*Record excerpts*:
------------------------
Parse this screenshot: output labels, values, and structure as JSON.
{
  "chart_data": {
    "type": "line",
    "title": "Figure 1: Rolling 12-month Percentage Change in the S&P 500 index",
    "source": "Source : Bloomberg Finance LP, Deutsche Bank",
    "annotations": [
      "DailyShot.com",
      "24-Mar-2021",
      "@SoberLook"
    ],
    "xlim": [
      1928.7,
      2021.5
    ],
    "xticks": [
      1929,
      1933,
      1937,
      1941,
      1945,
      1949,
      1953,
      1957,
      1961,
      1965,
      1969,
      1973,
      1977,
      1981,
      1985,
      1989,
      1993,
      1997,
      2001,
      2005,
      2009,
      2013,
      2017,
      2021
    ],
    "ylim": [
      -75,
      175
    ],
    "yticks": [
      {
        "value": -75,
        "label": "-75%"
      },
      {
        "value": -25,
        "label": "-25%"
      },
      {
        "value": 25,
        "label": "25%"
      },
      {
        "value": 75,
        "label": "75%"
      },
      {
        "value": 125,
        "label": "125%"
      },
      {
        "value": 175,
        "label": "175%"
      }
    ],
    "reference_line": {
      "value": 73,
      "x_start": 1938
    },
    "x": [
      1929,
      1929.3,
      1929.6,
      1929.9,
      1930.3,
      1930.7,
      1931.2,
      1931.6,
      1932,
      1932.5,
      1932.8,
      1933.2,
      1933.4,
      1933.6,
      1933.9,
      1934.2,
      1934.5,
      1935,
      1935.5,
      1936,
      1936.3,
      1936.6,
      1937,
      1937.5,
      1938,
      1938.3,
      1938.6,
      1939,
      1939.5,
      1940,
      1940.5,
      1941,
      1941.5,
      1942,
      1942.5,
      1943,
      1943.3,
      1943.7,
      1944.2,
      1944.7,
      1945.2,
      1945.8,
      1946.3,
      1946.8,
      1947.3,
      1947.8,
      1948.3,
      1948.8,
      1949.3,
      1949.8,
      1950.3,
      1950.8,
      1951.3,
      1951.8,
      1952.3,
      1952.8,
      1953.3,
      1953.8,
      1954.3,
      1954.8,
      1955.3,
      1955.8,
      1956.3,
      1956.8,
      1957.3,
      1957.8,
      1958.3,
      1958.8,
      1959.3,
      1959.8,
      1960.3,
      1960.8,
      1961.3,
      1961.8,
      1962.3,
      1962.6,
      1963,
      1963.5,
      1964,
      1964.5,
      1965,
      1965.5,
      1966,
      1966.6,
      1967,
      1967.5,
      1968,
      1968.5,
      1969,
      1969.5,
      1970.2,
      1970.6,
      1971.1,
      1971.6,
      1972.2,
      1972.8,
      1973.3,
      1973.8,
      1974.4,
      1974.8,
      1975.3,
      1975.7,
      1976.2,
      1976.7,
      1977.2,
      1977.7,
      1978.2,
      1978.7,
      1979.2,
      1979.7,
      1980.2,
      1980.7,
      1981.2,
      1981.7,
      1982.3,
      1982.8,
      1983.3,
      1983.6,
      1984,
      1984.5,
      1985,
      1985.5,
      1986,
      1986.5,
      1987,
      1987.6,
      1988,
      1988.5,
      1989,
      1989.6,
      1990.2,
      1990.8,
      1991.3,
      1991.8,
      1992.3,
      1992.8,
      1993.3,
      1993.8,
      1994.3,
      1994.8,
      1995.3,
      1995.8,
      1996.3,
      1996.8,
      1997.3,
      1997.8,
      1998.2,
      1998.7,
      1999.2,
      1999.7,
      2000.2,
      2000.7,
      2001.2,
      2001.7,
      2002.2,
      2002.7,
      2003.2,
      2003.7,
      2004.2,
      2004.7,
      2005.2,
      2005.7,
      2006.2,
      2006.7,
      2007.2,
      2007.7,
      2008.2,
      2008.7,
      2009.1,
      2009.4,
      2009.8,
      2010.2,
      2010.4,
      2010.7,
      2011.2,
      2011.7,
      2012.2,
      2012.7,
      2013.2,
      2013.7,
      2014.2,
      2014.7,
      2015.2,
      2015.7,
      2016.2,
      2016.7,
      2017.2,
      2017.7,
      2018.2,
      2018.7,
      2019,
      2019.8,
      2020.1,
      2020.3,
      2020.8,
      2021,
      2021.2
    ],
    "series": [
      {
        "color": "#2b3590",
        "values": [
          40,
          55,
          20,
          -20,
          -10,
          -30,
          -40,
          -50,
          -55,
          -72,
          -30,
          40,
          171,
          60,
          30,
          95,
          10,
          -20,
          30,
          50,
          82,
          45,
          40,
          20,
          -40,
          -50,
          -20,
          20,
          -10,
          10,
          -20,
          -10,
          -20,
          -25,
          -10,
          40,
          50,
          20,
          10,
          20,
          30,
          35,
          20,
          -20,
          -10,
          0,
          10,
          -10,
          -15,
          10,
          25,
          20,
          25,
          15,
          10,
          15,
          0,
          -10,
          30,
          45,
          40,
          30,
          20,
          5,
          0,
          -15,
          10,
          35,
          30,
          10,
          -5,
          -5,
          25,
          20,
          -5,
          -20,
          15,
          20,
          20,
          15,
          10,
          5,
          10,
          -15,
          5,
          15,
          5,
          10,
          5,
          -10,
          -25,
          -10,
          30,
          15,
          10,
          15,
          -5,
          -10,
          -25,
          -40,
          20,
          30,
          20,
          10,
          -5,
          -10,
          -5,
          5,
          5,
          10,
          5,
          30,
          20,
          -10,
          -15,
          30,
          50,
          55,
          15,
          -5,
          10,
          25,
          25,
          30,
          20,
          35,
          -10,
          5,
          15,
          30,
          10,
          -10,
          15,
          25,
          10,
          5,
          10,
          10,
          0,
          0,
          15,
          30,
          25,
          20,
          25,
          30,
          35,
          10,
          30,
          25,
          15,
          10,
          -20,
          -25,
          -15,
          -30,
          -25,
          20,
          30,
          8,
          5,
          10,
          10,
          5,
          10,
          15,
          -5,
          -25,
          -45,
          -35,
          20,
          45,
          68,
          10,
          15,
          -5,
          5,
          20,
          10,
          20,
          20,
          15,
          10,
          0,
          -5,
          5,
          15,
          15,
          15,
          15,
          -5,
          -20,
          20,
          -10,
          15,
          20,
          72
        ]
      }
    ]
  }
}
------------------------
*Work to do*: From the listing, copy every line where the string "values" appears.

*Correct output*:
Parse this screenshot: output labels, values, and structure as JSON.
        "values": [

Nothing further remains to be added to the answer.